Data to process:
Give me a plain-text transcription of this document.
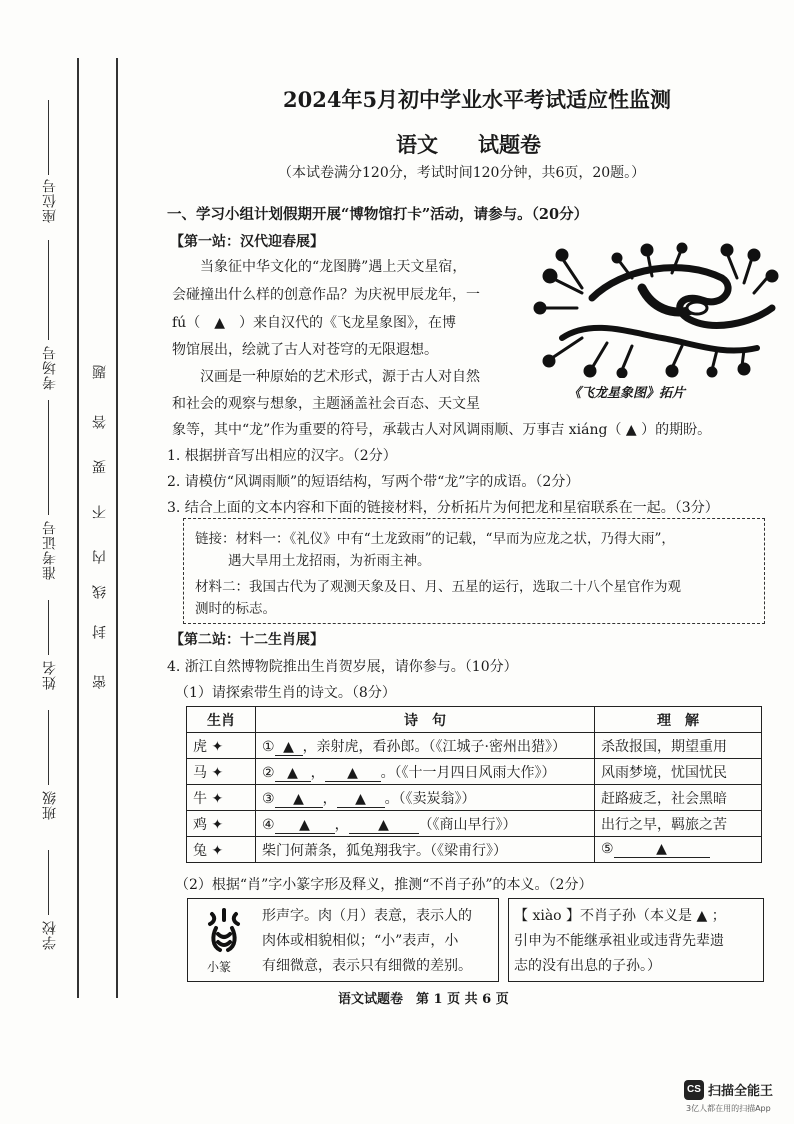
座位号
考场号
准考证号
姓名
班级
学校
密
封
线
内
不
要
答
题
2024年5月初中学业水平考试适应性监测
语文 试题卷
（本试卷满分120分，考试时间120分钟，共6页，20题。）
一、学习小组计划假期开展“博物馆打卡”活动，请参与。（20分）
【第一站：汉代迎春展】
当象征中华文化的“龙图腾”遇上天文星宿，
会碰撞出什么样的创意作品？为庆祝甲辰龙年，一
fú（　▲　）来自汉代的《飞龙星象图》，在博
物馆展出，绘就了古人对苍穹的无限遐想。
汉画是一种原始的艺术形式，源于古人对自然
和社会的观察与想象，主题涵盖社会百态、天文星
象等，其中“龙”作为重要的符号，承载古人对风调雨顺、万事吉 xiáng（ ▲ ）的期盼。
《飞龙星象图》拓片
1. 根据拼音写出相应的汉字。（2分）
2. 请模仿“风调雨顺”的短语结构，写两个带“龙”字的成语。（2分）
3. 结合上面的文本内容和下面的链接材料，分析拓片为何把龙和星宿联系在一起。（3分）
链接：材料一：《礼仪》中有“土龙致雨”的记载，“早而为应龙之状，乃得大雨”，
遇大旱用土龙招雨，为祈雨主神。
材料二：我国古代为了观测天象及日、月、五星的运行，选取二十八个星官作为观
测时的标志。
【第二站：十二生肖展】
4. 浙江自然博物院推出生肖贺岁展，请你参与。（10分）
（1）请探索带生肖的诗文。（8分）
生肖	诗　句	理　解
虎 ✦	① ▲ ，亲射虎，看孙郎。（《江城子·密州出猎》）	杀敌报国，期望重用
马 ✦	② ▲ ， ▲ 。（《十一月四日风雨大作》）	风雨梦境，忧国忧民
牛 ✦	③ ▲ ， ▲ 。（《卖炭翁》）	赶路疲乏，社会黑暗
鸡 ✦	④ ▲ ， ▲ （《商山早行》）	出行之早，羁旅之苦
兔 ✦	柴门何萧条，狐兔翔我宇。（《梁甫行》）	⑤ ▲
（2）根据“肖”字小篆字形及释义，推测“不肖子孙”的本义。（2分）
小篆
形声字。肉（月）表意，表示人的
肉体或相貌相似；“小”表声，小
有细微意，表示只有细微的差别。
【 xiào 】不肖子孙（本义是 ▲ ；
引申为不能继承祖业或违背先辈遗
志的没有出息的子孙。）
语文试题卷　第 1 页 共 6 页
CS 扫描全能王
3亿人都在用的扫描App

What is needed: Omit the pictures and output all of the other material exactly.

The response:
Give me a plain-text transcription of this document.
座位号
考场号
准考证号
姓名
班级
学校
密
封
线
内
不
要
答
题
2024年5月初中学业水平考试适应性监测
语文 试题卷
（本试卷满分120分，考试时间120分钟，共6页，20题。）
一、学习小组计划假期开展“博物馆打卡”活动，请参与。（20分）
【第一站：汉代迎春展】
当象征中华文化的“龙图腾”遇上天文星宿，
会碰撞出什么样的创意作品？为庆祝甲辰龙年，一
fú（　▲　）来自汉代的《飞龙星象图》，在博
物馆展出，绘就了古人对苍穹的无限遐想。
汉画是一种原始的艺术形式，源于古人对自然
和社会的观察与想象，主题涵盖社会百态、天文星
象等，其中“龙”作为重要的符号，承载古人对风调雨顺、万事吉 xiáng（ ▲ ）的期盼。
《飞龙星象图》拓片
1. 根据拼音写出相应的汉字。（2分）
2. 请模仿“风调雨顺”的短语结构，写两个带“龙”字的成语。（2分）
3. 结合上面的文本内容和下面的链接材料，分析拓片为何把龙和星宿联系在一起。（3分）
链接：材料一：《礼仪》中有“土龙致雨”的记载，“早而为应龙之状，乃得大雨”，
遇大旱用土龙招雨，为祈雨主神。
材料二：我国古代为了观测天象及日、月、五星的运行，选取二十八个星官作为观
测时的标志。
【第二站：十二生肖展】
4. 浙江自然博物院推出生肖贺岁展，请你参与。（10分）
（1）请探索带生肖的诗文。（8分）
生肖	诗　句	理　解
虎 ✦	① ▲ ，亲射虎，看孙郎。（《江城子·密州出猎》）	杀敌报国，期望重用
马 ✦	② ▲ ， ▲ 。（《十一月四日风雨大作》）	风雨梦境，忧国忧民
牛 ✦	③ ▲ ， ▲ 。（《卖炭翁》）	赶路疲乏，社会黑暗
鸡 ✦	④ ▲ ， ▲ （《商山早行》）	出行之早，羁旅之苦
兔 ✦	柴门何萧条，狐兔翔我宇。（《梁甫行》）	⑤ ▲
（2）根据“肖”字小篆字形及释义，推测“不肖子孙”的本义。（2分）
小篆
形声字。肉（月）表意，表示人的
肉体或相貌相似；“小”表声，小
有细微意，表示只有细微的差别。
【 xiào 】不肖子孙（本义是 ▲ ；
引申为不能继承祖业或违背先辈遗
志的没有出息的子孙。）
语文试题卷　第 1 页 共 6 页
CS 扫描全能王
3亿人都在用的扫描App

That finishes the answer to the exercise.